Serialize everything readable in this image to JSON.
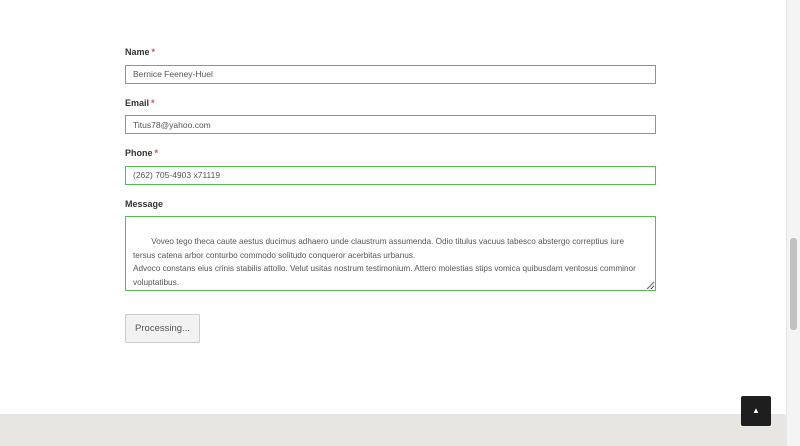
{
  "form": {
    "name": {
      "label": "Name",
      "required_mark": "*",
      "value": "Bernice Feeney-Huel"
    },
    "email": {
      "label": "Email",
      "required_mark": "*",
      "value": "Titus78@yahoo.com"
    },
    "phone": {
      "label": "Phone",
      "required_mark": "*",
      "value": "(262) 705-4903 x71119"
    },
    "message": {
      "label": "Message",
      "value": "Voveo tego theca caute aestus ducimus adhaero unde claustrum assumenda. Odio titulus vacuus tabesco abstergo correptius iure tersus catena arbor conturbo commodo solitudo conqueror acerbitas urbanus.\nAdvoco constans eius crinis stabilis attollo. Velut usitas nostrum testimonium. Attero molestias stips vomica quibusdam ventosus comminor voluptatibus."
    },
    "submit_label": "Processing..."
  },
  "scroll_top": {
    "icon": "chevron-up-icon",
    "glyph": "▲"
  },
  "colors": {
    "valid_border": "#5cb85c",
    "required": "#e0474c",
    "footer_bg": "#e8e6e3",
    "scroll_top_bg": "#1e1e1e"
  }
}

---------------

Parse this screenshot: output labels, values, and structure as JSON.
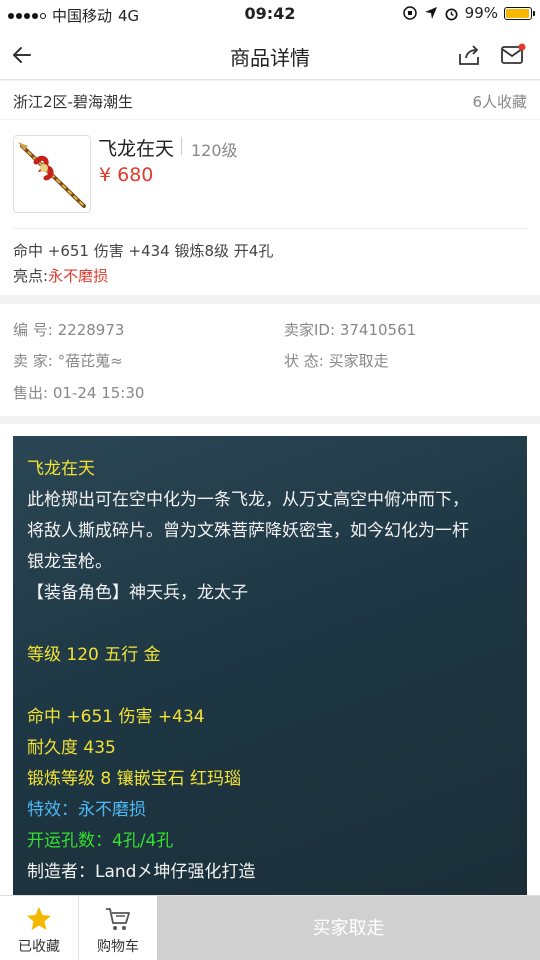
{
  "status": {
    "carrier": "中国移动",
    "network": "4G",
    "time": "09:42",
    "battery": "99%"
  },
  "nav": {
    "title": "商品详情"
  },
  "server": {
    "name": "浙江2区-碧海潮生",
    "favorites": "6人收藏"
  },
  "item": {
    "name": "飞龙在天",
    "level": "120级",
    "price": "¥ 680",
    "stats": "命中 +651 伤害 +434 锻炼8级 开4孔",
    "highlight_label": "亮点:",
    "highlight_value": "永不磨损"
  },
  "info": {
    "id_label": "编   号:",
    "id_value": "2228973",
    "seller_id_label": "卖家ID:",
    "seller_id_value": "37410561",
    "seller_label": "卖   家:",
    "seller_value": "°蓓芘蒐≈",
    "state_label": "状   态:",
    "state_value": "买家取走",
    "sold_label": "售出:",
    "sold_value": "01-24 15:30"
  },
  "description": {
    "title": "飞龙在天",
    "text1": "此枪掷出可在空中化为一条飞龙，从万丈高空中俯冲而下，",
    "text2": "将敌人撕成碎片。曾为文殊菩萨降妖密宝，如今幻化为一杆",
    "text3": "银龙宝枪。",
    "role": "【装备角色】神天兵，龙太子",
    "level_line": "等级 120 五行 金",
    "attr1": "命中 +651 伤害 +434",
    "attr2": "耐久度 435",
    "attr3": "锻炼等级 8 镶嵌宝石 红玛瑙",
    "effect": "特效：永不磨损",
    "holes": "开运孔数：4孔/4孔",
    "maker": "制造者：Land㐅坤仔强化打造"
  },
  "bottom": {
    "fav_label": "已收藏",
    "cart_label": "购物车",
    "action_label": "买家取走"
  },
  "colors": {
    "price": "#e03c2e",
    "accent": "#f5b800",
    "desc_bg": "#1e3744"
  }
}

---------------

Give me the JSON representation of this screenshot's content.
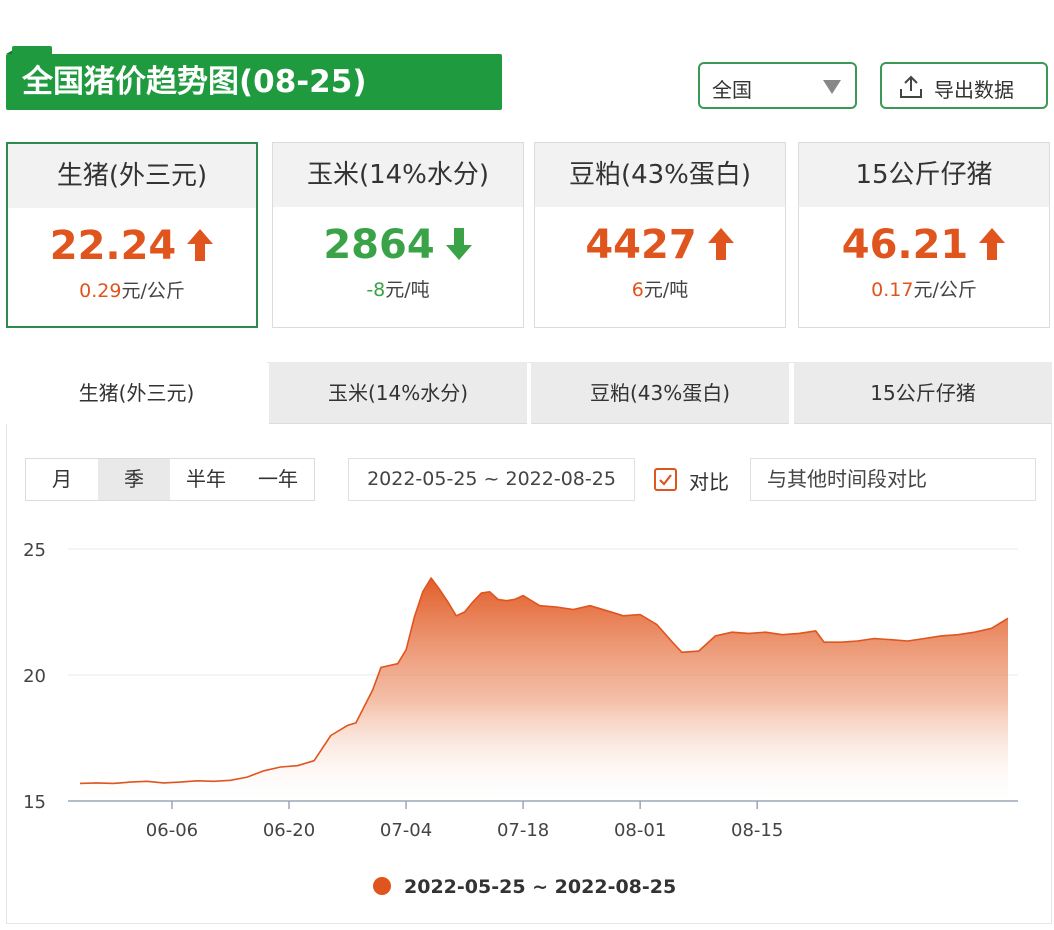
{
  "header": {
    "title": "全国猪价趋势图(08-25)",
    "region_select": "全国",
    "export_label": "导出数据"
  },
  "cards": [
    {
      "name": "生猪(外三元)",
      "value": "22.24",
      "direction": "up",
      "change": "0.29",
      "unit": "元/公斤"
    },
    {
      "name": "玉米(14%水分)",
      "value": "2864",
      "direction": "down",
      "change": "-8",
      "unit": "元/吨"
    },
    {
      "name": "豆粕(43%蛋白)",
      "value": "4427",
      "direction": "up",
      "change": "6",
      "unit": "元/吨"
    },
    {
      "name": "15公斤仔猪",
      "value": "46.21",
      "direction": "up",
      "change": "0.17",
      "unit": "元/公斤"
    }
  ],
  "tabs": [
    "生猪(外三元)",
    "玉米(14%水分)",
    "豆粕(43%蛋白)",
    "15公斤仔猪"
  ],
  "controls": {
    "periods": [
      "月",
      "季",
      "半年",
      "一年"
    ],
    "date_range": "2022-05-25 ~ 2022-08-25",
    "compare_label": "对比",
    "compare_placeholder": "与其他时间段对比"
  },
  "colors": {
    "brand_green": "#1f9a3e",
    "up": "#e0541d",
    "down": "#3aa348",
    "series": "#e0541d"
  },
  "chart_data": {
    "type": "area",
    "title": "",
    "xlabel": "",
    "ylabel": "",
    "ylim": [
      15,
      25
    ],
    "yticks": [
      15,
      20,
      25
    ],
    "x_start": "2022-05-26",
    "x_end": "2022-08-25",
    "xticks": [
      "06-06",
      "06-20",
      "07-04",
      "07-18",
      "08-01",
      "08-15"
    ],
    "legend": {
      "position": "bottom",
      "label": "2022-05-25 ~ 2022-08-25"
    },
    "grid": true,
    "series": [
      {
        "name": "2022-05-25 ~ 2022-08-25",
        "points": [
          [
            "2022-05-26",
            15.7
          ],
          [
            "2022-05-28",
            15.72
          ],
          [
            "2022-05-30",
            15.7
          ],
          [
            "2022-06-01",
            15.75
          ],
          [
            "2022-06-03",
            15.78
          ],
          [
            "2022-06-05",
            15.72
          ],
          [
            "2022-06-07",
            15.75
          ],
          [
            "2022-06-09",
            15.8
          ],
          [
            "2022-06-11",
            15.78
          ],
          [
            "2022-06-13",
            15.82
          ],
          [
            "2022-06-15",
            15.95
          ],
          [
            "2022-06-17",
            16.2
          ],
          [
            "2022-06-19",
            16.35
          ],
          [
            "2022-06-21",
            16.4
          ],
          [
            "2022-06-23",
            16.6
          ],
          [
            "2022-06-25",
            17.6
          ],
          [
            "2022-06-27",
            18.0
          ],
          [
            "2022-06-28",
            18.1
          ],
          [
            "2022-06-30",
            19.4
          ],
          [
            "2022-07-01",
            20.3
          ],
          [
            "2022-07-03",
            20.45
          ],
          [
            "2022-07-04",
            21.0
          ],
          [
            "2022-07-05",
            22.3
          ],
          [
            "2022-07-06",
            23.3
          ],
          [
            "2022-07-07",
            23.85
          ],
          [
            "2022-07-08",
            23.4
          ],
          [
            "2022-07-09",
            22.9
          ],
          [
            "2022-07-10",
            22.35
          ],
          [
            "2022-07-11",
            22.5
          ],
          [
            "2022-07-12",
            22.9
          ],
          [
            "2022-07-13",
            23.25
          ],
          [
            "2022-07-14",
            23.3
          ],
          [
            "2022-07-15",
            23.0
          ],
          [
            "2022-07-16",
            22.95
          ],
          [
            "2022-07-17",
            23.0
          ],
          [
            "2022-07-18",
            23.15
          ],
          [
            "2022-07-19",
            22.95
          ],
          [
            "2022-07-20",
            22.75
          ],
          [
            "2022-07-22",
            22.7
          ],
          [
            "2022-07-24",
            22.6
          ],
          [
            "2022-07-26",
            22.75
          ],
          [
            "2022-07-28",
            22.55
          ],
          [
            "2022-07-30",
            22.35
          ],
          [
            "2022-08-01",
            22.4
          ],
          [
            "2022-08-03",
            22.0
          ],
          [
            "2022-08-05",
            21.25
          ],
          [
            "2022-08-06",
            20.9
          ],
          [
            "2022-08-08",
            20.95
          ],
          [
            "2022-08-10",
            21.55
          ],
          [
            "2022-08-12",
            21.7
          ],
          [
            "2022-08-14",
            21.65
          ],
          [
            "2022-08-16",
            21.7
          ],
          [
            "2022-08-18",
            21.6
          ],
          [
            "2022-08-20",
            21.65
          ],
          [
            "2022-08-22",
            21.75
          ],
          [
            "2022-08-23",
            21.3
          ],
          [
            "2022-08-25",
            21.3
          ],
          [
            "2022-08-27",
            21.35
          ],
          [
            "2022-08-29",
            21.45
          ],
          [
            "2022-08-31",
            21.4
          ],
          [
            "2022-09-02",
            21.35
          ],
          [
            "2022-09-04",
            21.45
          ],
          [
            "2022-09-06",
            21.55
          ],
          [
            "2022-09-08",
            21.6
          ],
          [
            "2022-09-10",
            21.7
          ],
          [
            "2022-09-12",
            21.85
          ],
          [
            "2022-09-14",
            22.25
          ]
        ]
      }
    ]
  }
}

---------------

WORK TO BE COMPLETED
Search the entries for the word "JSON" and gather every line where it appears.

SOLUTION TO THE EXERCISE
Serialize everything readable in this image to JSON.
Parse this screenshot: output labels, values, and structure as JSON.
Give me the JSON representation of this screenshot's content.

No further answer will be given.